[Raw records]
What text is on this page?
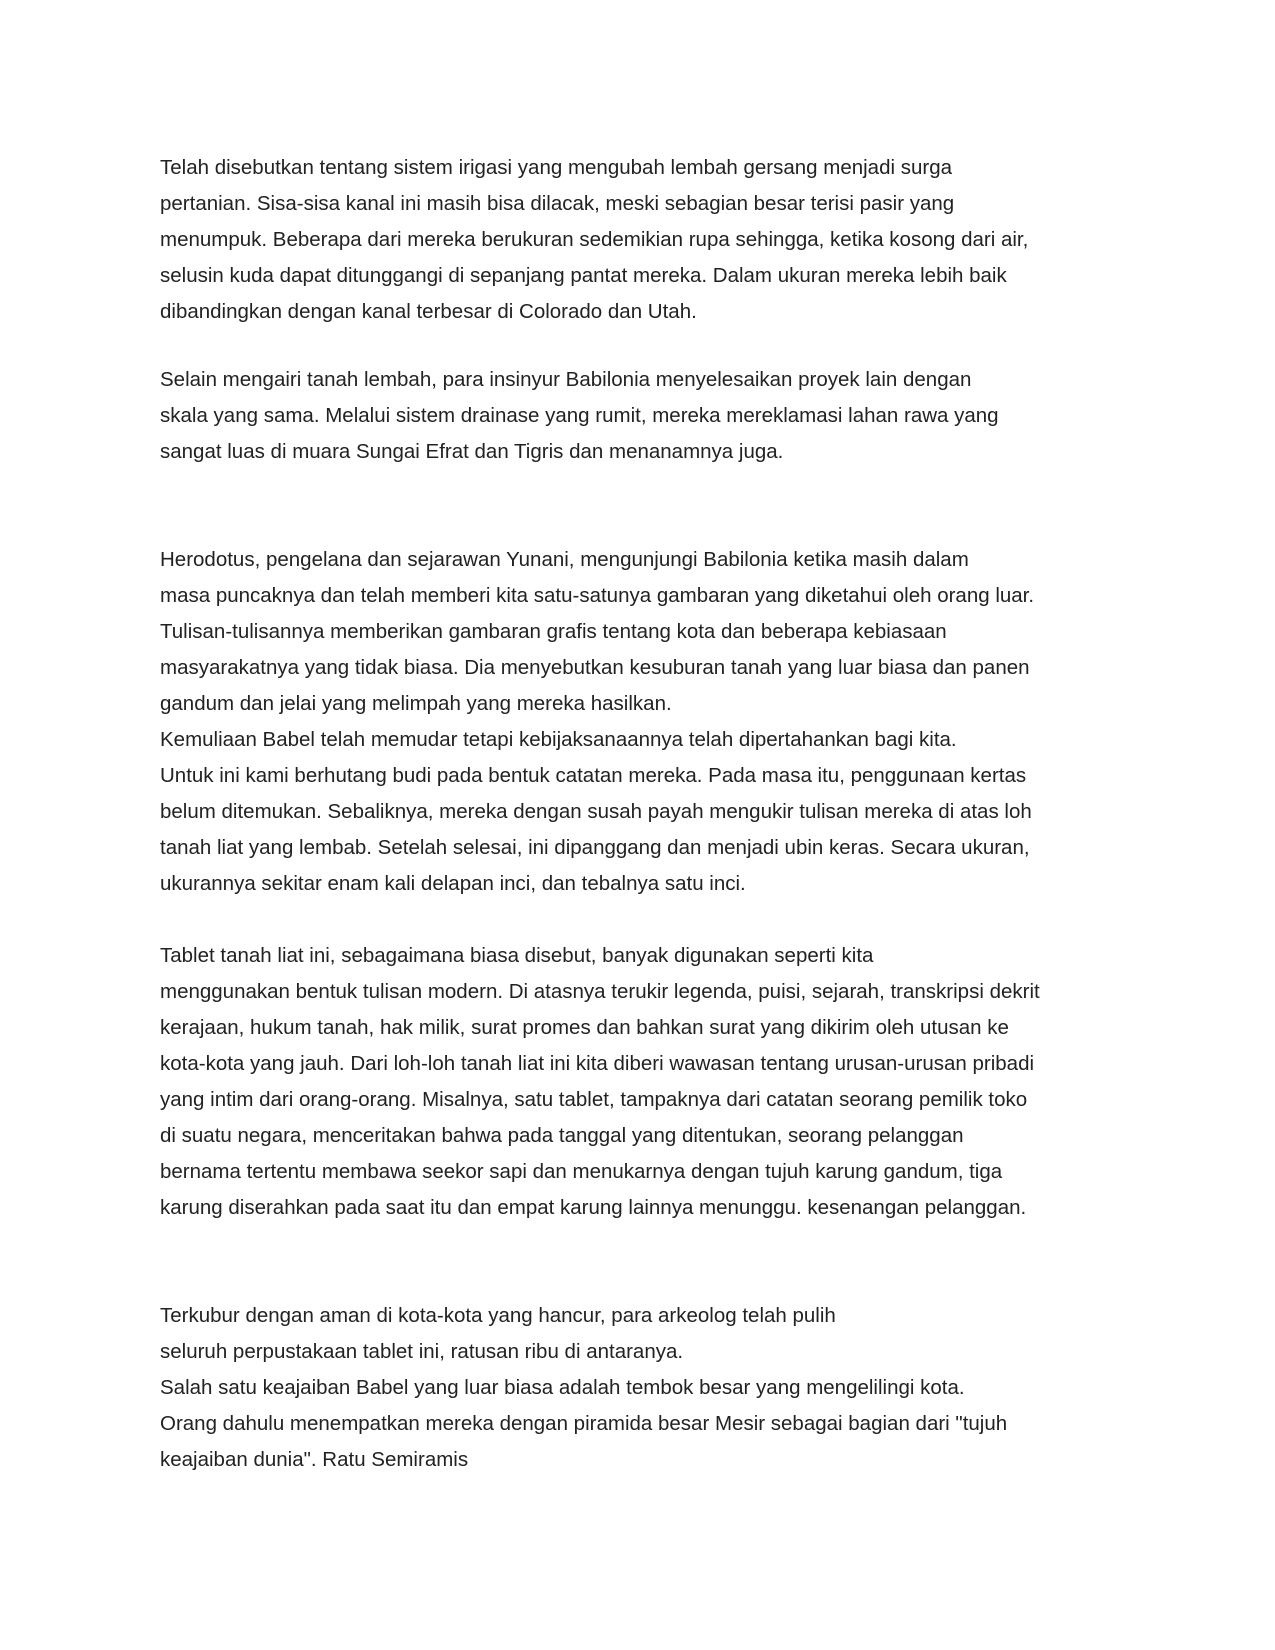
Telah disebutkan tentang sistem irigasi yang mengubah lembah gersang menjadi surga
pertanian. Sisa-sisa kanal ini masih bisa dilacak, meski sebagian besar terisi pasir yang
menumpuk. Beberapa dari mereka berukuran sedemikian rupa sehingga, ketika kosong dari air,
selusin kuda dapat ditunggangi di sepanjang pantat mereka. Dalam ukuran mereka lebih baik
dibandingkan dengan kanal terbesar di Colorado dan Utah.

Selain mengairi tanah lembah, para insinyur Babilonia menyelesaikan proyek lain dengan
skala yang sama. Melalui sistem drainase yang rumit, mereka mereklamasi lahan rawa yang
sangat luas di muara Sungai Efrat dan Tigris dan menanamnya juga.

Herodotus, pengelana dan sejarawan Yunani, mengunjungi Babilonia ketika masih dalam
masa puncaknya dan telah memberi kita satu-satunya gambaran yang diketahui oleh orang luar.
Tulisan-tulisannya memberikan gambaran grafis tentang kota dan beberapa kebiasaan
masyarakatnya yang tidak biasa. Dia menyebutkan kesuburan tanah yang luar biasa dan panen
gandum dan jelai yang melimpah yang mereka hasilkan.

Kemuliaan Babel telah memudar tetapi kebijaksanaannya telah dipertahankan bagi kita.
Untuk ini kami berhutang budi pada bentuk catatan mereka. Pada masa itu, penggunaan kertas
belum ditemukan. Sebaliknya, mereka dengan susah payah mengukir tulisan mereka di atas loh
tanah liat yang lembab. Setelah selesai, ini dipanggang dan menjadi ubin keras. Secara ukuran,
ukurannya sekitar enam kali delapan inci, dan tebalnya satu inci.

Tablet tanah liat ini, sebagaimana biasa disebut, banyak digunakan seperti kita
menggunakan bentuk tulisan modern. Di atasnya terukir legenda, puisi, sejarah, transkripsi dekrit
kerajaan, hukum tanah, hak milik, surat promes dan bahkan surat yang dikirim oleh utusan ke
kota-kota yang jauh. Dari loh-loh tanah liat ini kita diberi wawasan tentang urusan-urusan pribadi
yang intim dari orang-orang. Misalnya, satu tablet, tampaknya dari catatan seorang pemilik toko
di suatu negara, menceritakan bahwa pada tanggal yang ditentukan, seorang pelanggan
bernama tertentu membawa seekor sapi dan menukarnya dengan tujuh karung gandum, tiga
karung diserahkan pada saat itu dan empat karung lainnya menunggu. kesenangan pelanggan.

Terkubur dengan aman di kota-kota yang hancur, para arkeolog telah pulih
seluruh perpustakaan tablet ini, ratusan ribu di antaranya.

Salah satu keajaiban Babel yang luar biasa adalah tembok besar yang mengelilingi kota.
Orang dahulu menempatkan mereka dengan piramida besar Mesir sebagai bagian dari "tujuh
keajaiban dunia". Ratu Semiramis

...

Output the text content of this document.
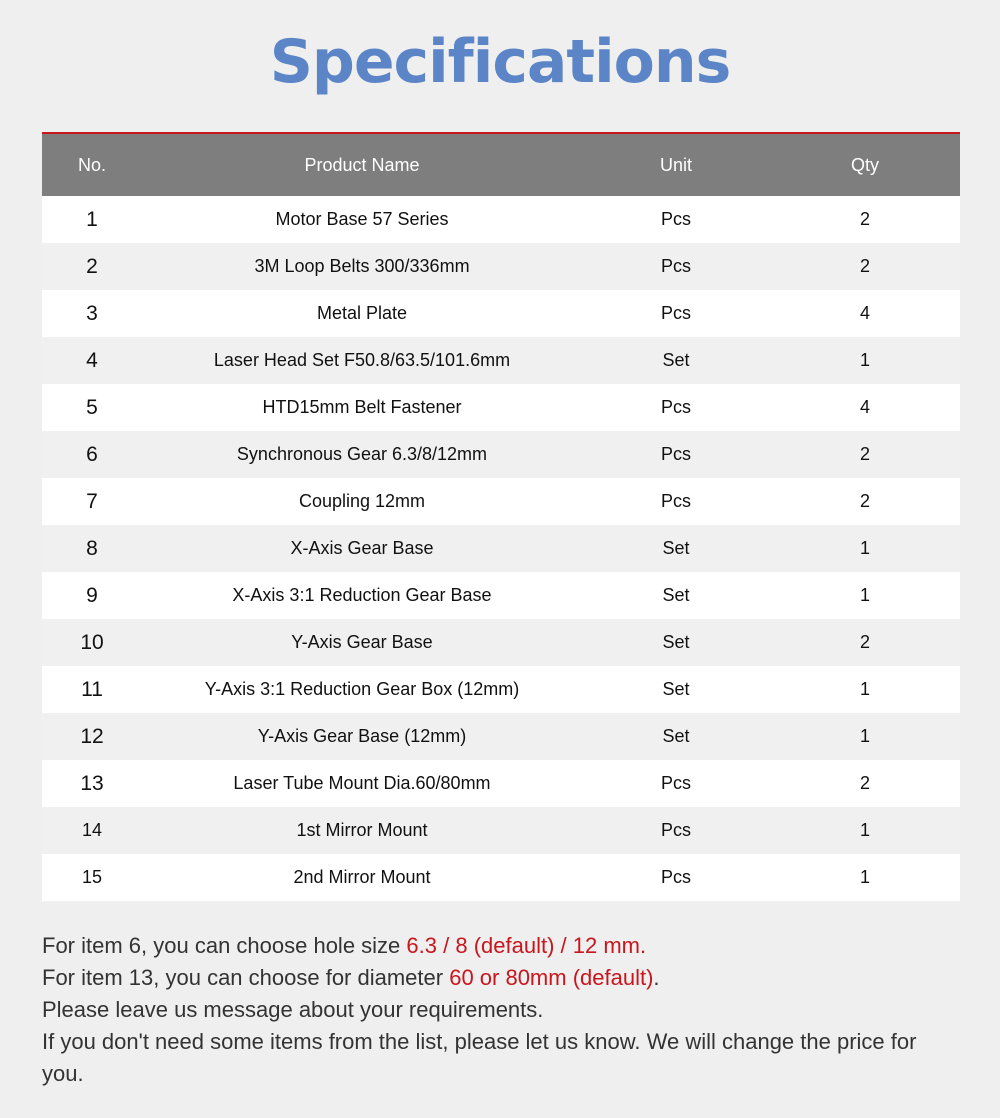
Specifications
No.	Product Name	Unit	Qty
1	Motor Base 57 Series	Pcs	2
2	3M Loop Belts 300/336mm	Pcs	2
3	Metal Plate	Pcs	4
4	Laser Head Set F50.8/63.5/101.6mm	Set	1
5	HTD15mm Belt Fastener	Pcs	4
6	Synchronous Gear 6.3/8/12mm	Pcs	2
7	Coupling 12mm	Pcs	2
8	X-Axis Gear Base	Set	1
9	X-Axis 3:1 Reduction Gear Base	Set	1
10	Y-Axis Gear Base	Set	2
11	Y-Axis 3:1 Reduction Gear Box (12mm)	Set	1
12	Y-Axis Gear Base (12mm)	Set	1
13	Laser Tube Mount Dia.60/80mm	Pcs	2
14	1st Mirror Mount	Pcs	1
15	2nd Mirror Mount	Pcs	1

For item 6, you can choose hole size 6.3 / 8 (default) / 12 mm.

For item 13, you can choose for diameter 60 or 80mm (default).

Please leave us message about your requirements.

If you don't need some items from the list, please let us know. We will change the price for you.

==

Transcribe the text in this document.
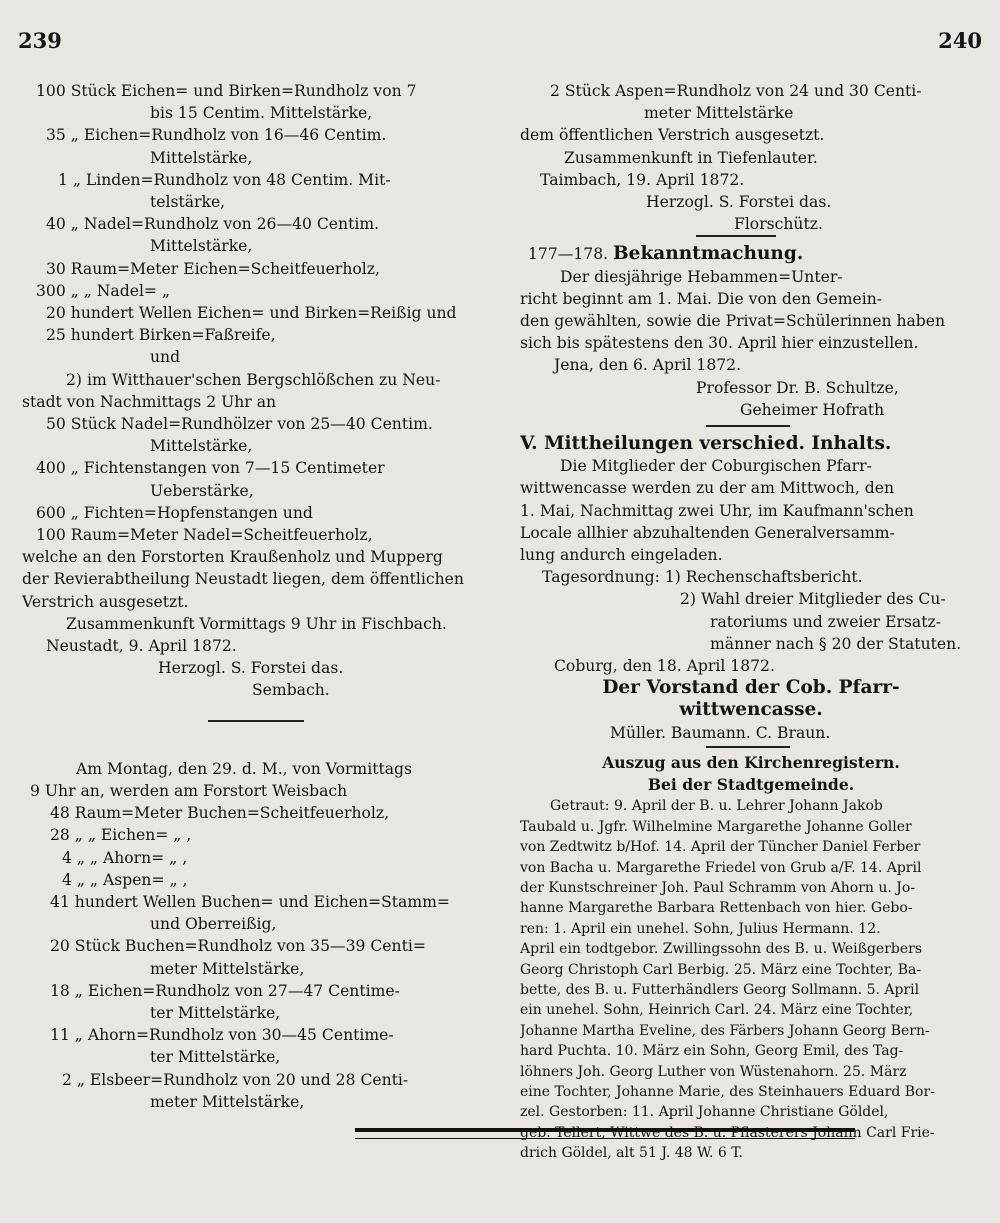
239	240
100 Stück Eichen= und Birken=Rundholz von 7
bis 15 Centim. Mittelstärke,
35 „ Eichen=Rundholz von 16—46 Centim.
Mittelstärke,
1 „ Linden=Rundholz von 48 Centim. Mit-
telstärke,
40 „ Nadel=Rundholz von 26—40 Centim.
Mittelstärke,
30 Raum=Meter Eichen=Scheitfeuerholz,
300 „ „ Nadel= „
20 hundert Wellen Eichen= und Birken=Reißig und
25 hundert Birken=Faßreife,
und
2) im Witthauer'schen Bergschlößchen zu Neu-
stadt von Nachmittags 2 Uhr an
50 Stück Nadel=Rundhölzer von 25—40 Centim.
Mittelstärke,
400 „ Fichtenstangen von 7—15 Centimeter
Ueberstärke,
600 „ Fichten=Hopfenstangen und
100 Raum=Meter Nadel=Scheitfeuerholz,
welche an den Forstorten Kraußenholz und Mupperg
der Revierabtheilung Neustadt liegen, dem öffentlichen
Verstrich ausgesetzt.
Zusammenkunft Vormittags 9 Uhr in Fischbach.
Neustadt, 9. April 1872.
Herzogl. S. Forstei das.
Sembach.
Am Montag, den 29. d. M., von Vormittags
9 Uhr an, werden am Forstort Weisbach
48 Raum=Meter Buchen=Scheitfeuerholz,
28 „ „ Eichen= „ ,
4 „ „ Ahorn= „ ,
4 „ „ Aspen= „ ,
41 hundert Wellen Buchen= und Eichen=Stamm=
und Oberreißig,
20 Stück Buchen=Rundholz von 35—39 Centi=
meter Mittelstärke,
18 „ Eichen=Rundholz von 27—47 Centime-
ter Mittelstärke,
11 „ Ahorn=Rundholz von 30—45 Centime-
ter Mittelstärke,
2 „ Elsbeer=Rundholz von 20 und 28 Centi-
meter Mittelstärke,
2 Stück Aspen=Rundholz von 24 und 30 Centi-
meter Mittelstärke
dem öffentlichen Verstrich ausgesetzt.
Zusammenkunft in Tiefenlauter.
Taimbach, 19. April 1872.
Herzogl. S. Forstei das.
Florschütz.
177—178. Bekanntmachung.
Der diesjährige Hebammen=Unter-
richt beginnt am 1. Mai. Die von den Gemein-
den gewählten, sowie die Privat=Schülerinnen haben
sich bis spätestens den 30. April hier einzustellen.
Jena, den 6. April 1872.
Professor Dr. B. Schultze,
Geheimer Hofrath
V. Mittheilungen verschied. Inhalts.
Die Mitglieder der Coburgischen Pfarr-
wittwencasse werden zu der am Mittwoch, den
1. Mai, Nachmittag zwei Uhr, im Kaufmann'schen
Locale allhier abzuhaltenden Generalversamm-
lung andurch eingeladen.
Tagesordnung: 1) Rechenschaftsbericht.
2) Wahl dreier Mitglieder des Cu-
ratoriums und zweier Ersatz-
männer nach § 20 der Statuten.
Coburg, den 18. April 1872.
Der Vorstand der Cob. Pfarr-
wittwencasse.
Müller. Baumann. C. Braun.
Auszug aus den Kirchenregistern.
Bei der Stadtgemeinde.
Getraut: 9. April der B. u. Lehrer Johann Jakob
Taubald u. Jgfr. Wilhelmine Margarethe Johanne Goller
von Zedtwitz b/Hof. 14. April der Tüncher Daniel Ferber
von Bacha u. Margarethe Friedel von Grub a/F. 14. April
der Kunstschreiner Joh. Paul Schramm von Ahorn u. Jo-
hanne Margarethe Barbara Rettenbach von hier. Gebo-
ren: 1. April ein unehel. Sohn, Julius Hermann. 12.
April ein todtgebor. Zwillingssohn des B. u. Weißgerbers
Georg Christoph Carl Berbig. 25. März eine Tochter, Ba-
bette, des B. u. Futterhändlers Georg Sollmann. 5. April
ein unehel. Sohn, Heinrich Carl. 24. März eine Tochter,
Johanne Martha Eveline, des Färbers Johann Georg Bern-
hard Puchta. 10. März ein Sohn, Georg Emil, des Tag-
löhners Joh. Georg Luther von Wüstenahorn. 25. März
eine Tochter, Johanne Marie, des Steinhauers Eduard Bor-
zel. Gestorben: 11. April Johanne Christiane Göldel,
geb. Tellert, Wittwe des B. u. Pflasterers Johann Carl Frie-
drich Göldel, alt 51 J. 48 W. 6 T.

[Required task]: Only the number is wanted: how many lines of the material contain the word "masa"?

[Finished exercise]: 2